Teks Halaman:
------------------------
Senin, 11 November 2013

Perjalanan Untuk Menyayangi Keberagaman


Interfaith Youth Pilgrimage (IYP) secara harfiah berarti ziarah para pemuda antar agama. Dengan tema 10 hari perjalanan penuh makna, IYP mengambil latar tempat di Yogyakarta, Surakarta, Salatiga, dan Magelang. Aku merupakan salah satu peserta IYP yang dilaksanakan oleh pemenang AEIF 2013, sebuah kompetisi social project yang diselenggarakan dan didanai oleh Kedutaan Besar Amerika Serikat, bekerja sama dengan ICRS (International Consortium for Religious Studies) Universitas Gadjah Mada (UGM) dan berbagai pihak lainnya. Total ada 28 pemuda dari berbagai daerah di Indonesia yang menjadi peserta IYP setelah melalui tahapan seleksi dari 129 pendaftar.


Aku tiba di Yogyakarta pada siang hari setelah perjalanan dari Palangka Raya dan sempat transit di Jakarta. Aku bertemu dengan 5 peserta lain di bandara beberapa saat setelah kedatanganku, 4 orang dari Ambon dan 1 orang dari Poso. Firman, Hadjar, Tirta, dan Vino adalah peserta asal Ambon, sedangkan Geraldi berasal dari Poso. Kami masih harus menunggu kedatangan beberapa peserta lain pada waktu yang tidak berjauhan dengan kedatangan kami. Pada jam 3 lewat 10 menit kami akhirnya meninggalkan bandara Adisutjipto menggunakan bis bersama 2 orang panitia, mbak Handa dan mbak Yani, dan tambahan 4 orang peserta lainnya, Sari dari Palangka Raya, Robert dari Medan, Era dari Padang, dan Tere dari Banda Aceh.
------------------------
Data yang Diberikan:
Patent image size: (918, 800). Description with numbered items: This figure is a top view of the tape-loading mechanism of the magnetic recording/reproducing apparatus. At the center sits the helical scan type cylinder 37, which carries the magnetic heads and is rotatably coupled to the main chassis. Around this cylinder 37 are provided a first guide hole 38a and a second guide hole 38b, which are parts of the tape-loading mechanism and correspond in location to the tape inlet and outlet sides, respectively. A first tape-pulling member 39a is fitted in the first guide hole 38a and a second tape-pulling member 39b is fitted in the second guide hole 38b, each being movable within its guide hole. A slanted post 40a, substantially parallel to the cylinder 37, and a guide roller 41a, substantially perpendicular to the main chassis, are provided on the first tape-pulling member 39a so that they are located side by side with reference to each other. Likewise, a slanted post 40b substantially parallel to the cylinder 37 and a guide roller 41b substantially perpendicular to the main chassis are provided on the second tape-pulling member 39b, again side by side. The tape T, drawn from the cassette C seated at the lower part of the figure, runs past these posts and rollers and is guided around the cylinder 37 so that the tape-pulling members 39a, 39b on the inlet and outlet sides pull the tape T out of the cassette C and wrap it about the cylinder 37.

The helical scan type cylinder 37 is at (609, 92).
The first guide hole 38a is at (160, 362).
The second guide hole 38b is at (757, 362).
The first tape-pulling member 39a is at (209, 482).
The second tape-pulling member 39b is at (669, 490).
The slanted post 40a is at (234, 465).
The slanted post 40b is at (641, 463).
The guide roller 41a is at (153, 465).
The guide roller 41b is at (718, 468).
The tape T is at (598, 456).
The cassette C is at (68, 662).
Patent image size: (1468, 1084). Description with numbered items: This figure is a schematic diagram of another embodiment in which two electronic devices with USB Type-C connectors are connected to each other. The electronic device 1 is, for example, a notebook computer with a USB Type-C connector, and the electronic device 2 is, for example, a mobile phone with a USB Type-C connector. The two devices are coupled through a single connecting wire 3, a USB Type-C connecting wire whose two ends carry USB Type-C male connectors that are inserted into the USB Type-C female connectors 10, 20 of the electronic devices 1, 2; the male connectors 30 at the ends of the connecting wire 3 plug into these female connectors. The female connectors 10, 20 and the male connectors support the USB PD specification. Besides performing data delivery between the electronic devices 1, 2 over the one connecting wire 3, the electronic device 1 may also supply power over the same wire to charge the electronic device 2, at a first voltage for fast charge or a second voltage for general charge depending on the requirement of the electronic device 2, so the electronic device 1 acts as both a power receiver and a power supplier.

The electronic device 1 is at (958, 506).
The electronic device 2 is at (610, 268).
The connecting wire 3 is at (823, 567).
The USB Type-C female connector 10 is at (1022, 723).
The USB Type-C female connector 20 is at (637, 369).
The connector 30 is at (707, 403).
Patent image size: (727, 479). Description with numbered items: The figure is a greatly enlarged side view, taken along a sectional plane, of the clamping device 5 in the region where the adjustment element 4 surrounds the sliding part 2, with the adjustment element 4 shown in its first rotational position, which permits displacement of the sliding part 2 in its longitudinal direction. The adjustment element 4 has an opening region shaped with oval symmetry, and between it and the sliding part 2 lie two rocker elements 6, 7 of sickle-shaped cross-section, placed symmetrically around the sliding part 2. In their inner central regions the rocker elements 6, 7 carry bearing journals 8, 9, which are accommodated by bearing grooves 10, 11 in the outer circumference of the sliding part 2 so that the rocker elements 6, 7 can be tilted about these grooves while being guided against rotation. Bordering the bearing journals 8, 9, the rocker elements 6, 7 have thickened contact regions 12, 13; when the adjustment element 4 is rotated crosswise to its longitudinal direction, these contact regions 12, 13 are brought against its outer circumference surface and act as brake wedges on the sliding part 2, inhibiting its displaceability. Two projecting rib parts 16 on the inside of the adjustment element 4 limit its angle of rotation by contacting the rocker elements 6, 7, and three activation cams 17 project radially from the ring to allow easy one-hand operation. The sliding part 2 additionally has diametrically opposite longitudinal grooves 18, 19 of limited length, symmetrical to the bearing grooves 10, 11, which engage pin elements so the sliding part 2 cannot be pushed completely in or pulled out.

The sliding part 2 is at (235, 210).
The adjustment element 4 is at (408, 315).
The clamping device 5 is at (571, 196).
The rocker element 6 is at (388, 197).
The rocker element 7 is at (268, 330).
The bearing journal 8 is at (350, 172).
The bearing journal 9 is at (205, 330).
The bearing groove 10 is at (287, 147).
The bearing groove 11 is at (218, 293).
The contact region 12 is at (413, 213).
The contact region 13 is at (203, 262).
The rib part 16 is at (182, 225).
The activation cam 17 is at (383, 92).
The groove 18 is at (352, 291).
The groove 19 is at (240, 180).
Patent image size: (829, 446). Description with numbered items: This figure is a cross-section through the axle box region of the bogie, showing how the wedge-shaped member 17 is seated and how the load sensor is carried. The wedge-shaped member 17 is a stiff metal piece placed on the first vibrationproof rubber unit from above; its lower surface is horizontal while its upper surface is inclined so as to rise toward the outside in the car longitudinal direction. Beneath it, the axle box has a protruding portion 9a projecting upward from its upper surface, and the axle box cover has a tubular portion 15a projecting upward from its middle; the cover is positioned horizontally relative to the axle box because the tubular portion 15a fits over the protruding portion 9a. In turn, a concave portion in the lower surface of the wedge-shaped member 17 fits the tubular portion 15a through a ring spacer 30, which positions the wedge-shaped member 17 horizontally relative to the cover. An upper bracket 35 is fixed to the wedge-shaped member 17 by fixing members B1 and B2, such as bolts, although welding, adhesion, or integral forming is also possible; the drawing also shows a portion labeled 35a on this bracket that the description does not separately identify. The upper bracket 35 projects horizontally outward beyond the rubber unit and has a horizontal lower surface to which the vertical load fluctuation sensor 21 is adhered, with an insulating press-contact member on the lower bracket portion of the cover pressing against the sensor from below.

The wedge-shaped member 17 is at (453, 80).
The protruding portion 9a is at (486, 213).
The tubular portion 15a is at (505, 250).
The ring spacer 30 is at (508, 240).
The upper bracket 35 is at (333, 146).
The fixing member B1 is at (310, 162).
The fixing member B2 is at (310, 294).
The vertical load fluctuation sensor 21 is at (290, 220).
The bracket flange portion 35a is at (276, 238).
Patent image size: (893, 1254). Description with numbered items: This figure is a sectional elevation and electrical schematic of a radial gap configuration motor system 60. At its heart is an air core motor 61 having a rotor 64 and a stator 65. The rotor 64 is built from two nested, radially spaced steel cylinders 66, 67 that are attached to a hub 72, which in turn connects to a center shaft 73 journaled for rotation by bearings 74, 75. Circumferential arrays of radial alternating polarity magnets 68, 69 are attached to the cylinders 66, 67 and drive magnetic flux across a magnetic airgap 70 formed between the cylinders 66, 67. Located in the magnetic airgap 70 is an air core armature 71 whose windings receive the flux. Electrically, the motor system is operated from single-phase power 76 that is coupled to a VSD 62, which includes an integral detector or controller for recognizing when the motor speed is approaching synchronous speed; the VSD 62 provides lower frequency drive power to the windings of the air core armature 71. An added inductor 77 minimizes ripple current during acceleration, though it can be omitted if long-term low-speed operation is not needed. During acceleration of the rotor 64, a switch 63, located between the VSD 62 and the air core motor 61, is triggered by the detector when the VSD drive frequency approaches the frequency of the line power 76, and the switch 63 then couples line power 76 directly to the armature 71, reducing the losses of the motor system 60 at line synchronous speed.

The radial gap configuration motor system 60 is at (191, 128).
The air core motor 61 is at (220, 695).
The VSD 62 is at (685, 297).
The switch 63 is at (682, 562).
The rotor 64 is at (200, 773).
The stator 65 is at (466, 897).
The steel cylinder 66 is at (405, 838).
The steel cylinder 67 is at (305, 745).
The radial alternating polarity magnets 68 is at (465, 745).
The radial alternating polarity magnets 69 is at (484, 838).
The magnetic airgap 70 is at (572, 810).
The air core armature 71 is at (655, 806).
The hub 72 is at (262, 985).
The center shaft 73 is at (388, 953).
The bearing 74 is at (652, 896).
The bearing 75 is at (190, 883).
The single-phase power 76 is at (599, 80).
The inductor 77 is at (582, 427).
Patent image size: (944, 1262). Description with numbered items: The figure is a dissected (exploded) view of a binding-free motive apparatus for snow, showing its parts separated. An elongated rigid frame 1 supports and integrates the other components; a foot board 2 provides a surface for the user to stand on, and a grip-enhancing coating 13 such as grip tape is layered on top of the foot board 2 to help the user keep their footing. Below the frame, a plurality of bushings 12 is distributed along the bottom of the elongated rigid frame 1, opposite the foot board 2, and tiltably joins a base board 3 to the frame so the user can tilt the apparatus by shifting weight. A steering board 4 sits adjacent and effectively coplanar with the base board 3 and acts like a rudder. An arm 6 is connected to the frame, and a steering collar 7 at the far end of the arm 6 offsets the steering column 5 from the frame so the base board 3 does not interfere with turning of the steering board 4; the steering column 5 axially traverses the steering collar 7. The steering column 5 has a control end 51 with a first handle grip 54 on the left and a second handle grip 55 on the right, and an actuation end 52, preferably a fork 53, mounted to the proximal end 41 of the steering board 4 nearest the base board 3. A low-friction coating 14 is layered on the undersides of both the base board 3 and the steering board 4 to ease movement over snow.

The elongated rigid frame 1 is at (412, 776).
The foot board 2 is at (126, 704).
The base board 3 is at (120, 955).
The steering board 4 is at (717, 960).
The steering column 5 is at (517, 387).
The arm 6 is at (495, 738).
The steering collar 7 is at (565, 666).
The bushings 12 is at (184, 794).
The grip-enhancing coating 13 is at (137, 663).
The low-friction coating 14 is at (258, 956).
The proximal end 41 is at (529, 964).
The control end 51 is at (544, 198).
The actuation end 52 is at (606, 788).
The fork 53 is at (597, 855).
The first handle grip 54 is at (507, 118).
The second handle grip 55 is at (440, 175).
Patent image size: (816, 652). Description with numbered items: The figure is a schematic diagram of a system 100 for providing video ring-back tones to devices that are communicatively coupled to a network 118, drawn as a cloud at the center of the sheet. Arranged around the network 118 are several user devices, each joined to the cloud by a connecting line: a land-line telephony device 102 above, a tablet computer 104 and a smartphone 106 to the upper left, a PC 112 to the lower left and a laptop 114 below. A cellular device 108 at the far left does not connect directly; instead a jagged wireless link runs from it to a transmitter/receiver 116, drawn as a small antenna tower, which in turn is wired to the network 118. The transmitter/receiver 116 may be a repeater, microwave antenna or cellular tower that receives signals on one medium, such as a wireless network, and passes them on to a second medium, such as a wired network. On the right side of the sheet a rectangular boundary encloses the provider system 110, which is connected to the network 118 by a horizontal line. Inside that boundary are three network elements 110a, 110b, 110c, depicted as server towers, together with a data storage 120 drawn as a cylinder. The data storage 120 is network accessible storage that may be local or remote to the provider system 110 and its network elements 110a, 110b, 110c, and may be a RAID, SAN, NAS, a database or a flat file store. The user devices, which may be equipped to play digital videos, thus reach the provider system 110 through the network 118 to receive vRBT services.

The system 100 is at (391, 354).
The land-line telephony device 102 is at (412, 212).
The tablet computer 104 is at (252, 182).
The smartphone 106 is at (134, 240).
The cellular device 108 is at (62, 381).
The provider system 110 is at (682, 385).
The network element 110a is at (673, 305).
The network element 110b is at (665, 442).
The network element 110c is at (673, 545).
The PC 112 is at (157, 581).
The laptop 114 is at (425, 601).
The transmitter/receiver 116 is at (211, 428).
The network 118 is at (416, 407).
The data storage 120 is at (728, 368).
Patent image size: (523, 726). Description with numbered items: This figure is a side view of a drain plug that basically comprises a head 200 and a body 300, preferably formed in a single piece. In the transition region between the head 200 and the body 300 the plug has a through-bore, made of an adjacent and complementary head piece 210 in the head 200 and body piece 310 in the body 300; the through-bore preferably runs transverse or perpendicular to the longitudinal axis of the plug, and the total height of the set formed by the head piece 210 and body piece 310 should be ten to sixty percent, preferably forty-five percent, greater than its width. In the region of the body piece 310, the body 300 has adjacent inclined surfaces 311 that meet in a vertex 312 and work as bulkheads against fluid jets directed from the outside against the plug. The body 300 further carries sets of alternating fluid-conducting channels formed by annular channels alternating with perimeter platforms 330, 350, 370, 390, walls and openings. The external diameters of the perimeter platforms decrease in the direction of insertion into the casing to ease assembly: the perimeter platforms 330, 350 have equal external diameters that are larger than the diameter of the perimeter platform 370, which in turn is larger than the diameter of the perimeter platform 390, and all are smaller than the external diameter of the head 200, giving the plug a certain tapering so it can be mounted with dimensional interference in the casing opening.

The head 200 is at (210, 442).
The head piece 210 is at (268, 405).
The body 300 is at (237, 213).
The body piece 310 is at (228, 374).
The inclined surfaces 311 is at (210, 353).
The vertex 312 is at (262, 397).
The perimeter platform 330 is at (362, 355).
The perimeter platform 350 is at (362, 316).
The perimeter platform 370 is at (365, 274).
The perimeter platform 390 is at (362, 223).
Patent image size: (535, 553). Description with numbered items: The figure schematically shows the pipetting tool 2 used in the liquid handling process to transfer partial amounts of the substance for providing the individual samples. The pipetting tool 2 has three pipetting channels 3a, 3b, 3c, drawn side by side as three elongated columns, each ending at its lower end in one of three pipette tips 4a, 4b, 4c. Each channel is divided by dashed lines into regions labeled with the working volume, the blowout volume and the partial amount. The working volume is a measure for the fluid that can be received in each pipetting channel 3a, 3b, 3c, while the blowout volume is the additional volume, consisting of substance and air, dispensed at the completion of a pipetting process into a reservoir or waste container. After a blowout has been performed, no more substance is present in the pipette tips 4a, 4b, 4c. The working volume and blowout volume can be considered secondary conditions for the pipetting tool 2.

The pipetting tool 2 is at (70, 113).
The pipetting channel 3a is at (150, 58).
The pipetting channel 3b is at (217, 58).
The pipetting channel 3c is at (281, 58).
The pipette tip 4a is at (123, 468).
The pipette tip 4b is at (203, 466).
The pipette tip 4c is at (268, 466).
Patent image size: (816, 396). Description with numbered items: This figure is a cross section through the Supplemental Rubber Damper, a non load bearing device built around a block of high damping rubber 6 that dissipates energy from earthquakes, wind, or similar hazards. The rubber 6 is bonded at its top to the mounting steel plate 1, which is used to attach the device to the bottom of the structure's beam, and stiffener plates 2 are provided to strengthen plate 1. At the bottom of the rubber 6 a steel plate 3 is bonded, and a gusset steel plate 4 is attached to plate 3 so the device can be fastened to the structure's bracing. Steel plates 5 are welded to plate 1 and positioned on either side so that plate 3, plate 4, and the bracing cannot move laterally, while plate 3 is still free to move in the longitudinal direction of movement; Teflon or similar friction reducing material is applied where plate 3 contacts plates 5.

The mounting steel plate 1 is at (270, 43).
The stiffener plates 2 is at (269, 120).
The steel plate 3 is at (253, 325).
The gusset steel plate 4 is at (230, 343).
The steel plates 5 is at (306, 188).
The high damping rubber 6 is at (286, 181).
------------------------
Instruksi Kerja:
Jawablah pertanyaan berikut berdasarkan teks tentang perjalanan IYP.
1. Di kota mana saja IYP mengambil latar tempat?
2. Berapa jumlah pendaftar yang mengikuti tahapan seleksi IYP?
3. Pukul berapa rombongan meninggalkan bandara Adisutjipto?

Hasil Latihan:
1. Yogyakarta, Surakarta, Salatiga, dan Magelang.
2. 129 pendaftar.
3. Pukul 3 lewat 10 menit.